* Begin *

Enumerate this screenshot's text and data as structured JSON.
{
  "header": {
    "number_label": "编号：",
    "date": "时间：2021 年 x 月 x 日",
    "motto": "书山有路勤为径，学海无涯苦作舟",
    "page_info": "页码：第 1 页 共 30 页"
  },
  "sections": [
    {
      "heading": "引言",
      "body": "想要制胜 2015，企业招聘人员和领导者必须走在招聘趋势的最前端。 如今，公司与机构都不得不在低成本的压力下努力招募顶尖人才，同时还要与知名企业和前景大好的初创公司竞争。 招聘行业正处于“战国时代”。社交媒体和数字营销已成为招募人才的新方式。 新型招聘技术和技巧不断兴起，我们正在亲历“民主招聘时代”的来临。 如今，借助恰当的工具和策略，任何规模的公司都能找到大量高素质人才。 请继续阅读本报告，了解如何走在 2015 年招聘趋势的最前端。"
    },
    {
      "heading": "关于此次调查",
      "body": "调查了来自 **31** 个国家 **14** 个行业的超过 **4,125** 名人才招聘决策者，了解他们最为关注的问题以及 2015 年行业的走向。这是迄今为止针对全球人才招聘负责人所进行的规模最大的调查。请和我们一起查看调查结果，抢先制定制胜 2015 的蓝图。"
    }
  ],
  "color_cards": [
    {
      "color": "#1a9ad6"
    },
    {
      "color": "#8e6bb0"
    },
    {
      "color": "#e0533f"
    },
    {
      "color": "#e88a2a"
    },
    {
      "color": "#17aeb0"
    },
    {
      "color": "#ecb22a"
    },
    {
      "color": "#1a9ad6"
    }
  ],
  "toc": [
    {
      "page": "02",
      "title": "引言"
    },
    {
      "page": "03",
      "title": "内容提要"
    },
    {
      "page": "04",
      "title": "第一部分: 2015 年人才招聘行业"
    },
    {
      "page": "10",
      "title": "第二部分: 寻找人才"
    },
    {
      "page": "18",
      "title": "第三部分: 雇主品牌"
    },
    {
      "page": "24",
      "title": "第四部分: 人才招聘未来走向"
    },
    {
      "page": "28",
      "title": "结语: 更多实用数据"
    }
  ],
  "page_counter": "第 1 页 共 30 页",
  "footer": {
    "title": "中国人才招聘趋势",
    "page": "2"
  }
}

* End *

TASK DIRECTIONS:
Your task is to output the full set of records exactly as presented.

CORRECT RESPONSE:
Enumerate this screenshot's text and data as structured JSON.
{
  "header": {
    "number_label": "编号：",
    "date": "时间：2021 年 x 月 x 日",
    "motto": "书山有路勤为径，学海无涯苦作舟",
    "page_info": "页码：第 1 页 共 30 页"
  },
  "sections": [
    {
      "heading": "引言",
      "body": "想要制胜 2015，企业招聘人员和领导者必须走在招聘趋势的最前端。 如今，公司与机构都不得不在低成本的压力下努力招募顶尖人才，同时还要与知名企业和前景大好的初创公司竞争。 招聘行业正处于“战国时代”。社交媒体和数字营销已成为招募人才的新方式。 新型招聘技术和技巧不断兴起，我们正在亲历“民主招聘时代”的来临。 如今，借助恰当的工具和策略，任何规模的公司都能找到大量高素质人才。 请继续阅读本报告，了解如何走在 2015 年招聘趋势的最前端。"
    },
    {
      "heading": "关于此次调查",
      "body": "调查了来自 **31** 个国家 **14** 个行业的超过 **4,125** 名人才招聘决策者，了解他们最为关注的问题以及 2015 年行业的走向。这是迄今为止针对全球人才招聘负责人所进行的规模最大的调查。请和我们一起查看调查结果，抢先制定制胜 2015 的蓝图。"
    }
  ],
  "color_cards": [
    {
      "color": "#1a9ad6"
    },
    {
      "color": "#8e6bb0"
    },
    {
      "color": "#e0533f"
    },
    {
      "color": "#e88a2a"
    },
    {
      "color": "#17aeb0"
    },
    {
      "color": "#ecb22a"
    },
    {
      "color": "#1a9ad6"
    }
  ],
  "toc": [
    {
      "page": "02",
      "title": "引言"
    },
    {
      "page": "03",
      "title": "内容提要"
    },
    {
      "page": "04",
      "title": "第一部分: 2015 年人才招聘行业"
    },
    {
      "page": "10",
      "title": "第二部分: 寻找人才"
    },
    {
      "page": "18",
      "title": "第三部分: 雇主品牌"
    },
    {
      "page": "24",
      "title": "第四部分: 人才招聘未来走向"
    },
    {
      "page": "28",
      "title": "结语: 更多实用数据"
    }
  ],
  "page_counter": "第 1 页 共 30 页",
  "footer": {
    "title": "中国人才招聘趋势",
    "page": "2"
  }
}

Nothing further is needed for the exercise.